(Stored data entries)

-- begin --

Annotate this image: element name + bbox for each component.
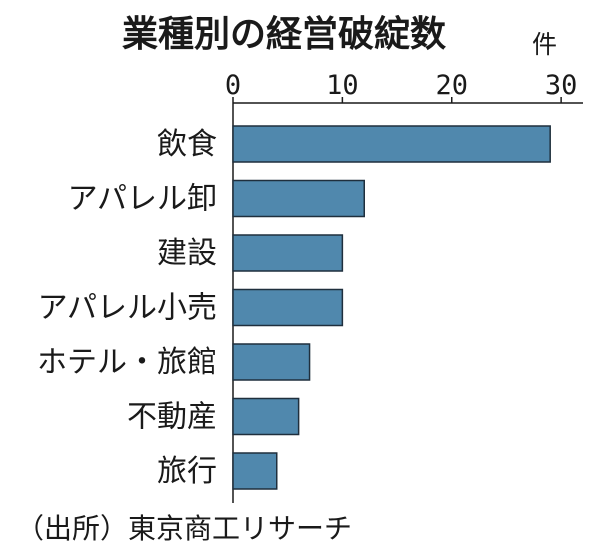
- bar: [232, 288, 344, 327]
- x-tick-label: 0: [225, 70, 241, 101]
- bar: [232, 234, 344, 272]
- category-label: ホテル・旅館: [37, 345, 217, 380]
- x-tick-label: 10: [326, 70, 359, 101]
- x-axis-ticks: 0 10 20 30: [225, 70, 578, 103]
- x-tick-label: 30: [545, 70, 578, 101]
- chart-title: 業種別の経営破綻数: [122, 14, 446, 55]
- bar: [232, 179, 365, 218]
- bar: [232, 343, 311, 381]
- category-label: 飲食: [157, 127, 217, 162]
- source-note: （出所）東京商工リサーチ: [16, 512, 352, 545]
- category-label: アパレル小売: [38, 291, 217, 326]
- bar: [232, 397, 300, 436]
- category-label: 旅行: [157, 454, 217, 489]
- bar: [232, 452, 278, 490]
- category-label: 建設: [157, 236, 217, 271]
- bar: [232, 125, 551, 163]
- category-label: 不動産: [127, 400, 217, 435]
- x-tick-label: 20: [435, 70, 468, 101]
- bars: [232, 125, 551, 490]
- unit-label: 件: [532, 30, 557, 59]
- category-label: アパレル卸: [68, 182, 217, 217]
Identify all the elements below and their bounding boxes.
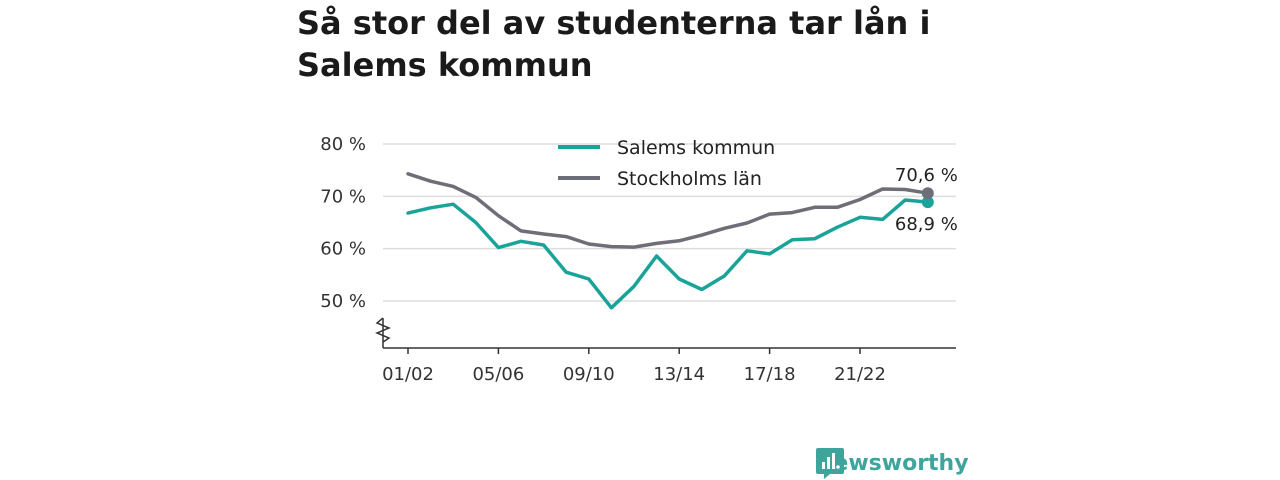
x-tick-label: 21/22 (834, 364, 886, 385)
page-title: Så stor del av studenterna tar lån i Sal… (297, 4, 931, 84)
legend-label: Salems kommun (617, 137, 775, 159)
legend: Salems kommun Stockholms län (558, 137, 775, 190)
end-value-label: 70,6 % (895, 165, 958, 186)
axes (375, 317, 956, 349)
y-tick-label: 60 % (320, 239, 366, 260)
y-tick-label: 80 % (320, 134, 366, 155)
x-tick-label: 01/02 (382, 364, 434, 385)
end-point-marker (921, 187, 934, 200)
grid-lines (383, 143, 956, 302)
series-lines (406, 172, 930, 310)
y-axis-ticks: 50 % 60 % 70 % 80 % (320, 134, 366, 312)
series-line-stockholm (406, 172, 930, 249)
legend-label: Stockholms län (617, 168, 762, 190)
series-line-salem (406, 198, 930, 310)
axis-break-icon (375, 317, 391, 343)
y-tick-label: 70 % (320, 186, 366, 207)
x-tick-label: 09/10 (563, 364, 615, 385)
y-tick-label: 50 % (320, 291, 366, 312)
end-point-marker (921, 196, 934, 209)
x-tick-label: 13/14 (653, 364, 705, 385)
brand-logo[interactable]: Newsworthy (815, 446, 969, 480)
end-markers: 68,9 % 70,6 % (895, 165, 958, 235)
x-axis-ticks: 01/02 05/06 09/10 13/14 17/18 21/22 (382, 348, 886, 385)
x-tick-label: 05/06 (472, 364, 524, 385)
newsworthy-logo-icon (816, 448, 844, 479)
end-value-label: 68,9 % (895, 214, 958, 235)
x-tick-label: 17/18 (744, 364, 796, 385)
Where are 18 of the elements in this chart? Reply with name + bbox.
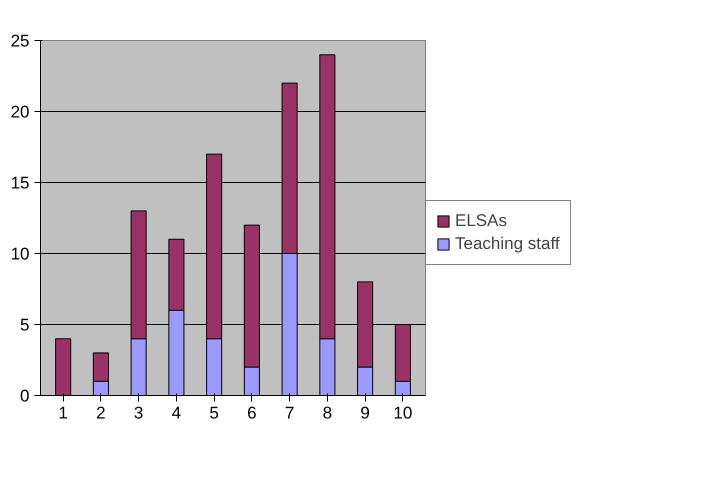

-- end --

Turn every line of the material into a numbered list, skipping blank lines. Leave out the pictures.

1. Annotate this image: element name + bbox for each component.
2. - bar: [232, 288, 344, 327]
3. - x-tick-label: 0: [225, 70, 241, 101]
4. - bar: [232, 234, 344, 272]
5. - category-label: ホテル・旅館: [37, 345, 217, 380]
6. - x-tick-label: 10: [326, 70, 359, 101]
7. - x-axis-ticks: 0 10 20 30: [225, 70, 578, 103]
8. - x-tick-label: 30: [545, 70, 578, 101]
9. - chart-title: 業種別の経営破綻数: [122, 14, 446, 55]
10. - bar: [232, 179, 365, 218]
11. - bar: [232, 343, 311, 381]
12. - category-label: 飲食: [157, 127, 217, 162]
13. - source-note: （出所）東京商工リサーチ: [16, 512, 352, 545]
14. - category-label: アパレル小売: [38, 291, 217, 326]
15. - bar: [232, 397, 300, 436]
16. - category-label: 旅行: [157, 454, 217, 489]
17. - bar: [232, 452, 278, 490]
18. - category-label: 建設: [157, 236, 217, 271]
19. - bar: [232, 125, 551, 163]
20. - category-label: 不動産: [127, 400, 217, 435]
21. - x-tick-label: 20: [435, 70, 468, 101]
22. - bars: [232, 125, 551, 490]
23. - unit-label: 件: [532, 30, 557, 59]
24. - category-label: アパレル卸: [68, 182, 217, 217]
25. Identify all the elements below and their bounding boxes.
26. x-tick-label: 21/22 (834, 364, 886, 385)
27. page-title: Så stor del av studenterna tar lån i Sal… (297, 4, 931, 84)
28. legend-label: Salems kommun (617, 137, 775, 159)
29. legend: Salems kommun Stockholms län (558, 137, 775, 190)
30. end-value-label: 70,6 % (895, 165, 958, 186)
31. axes (375, 317, 956, 349)
32. y-tick-label: 60 % (320, 239, 366, 260)
33. y-tick-label: 80 % (320, 134, 366, 155)
34. x-tick-label: 01/02 (382, 364, 434, 385)
35. end-point-marker (921, 187, 934, 200)
36. grid-lines (383, 143, 956, 302)
37. series-lines (406, 172, 930, 310)
38. y-axis-ticks: 50 % 60 % 70 % 80 % (320, 134, 366, 312)
39. series-line-stockholm (406, 172, 930, 249)
40. legend-label: Stockholms län (617, 168, 762, 190)
41. series-line-salem (406, 198, 930, 310)
42. axis-break-icon (375, 317, 391, 343)
43. y-tick-label: 70 % (320, 186, 366, 207)
44. x-tick-label: 09/10 (563, 364, 615, 385)
45. y-tick-label: 50 % (320, 291, 366, 312)
46. end-point-marker (921, 196, 934, 209)
47. x-tick-label: 13/14 (653, 364, 705, 385)
48. brand-logo[interactable]: Newsworthy (815, 446, 969, 480)
49. end-markers: 68,9 % 70,6 % (895, 165, 958, 235)
50. x-axis-ticks: 01/02 05/06 09/10 13/14 17/18 21/22 (382, 348, 886, 385)
51. x-tick-label: 05/06 (472, 364, 524, 385)
52. newsworthy-logo-icon (816, 448, 844, 479)
53. end-value-label: 68,9 % (895, 214, 958, 235)
54. x-tick-label: 17/18 (744, 364, 796, 385)
55. Where are 18 of the elements in this chart? Reply with name + bbox.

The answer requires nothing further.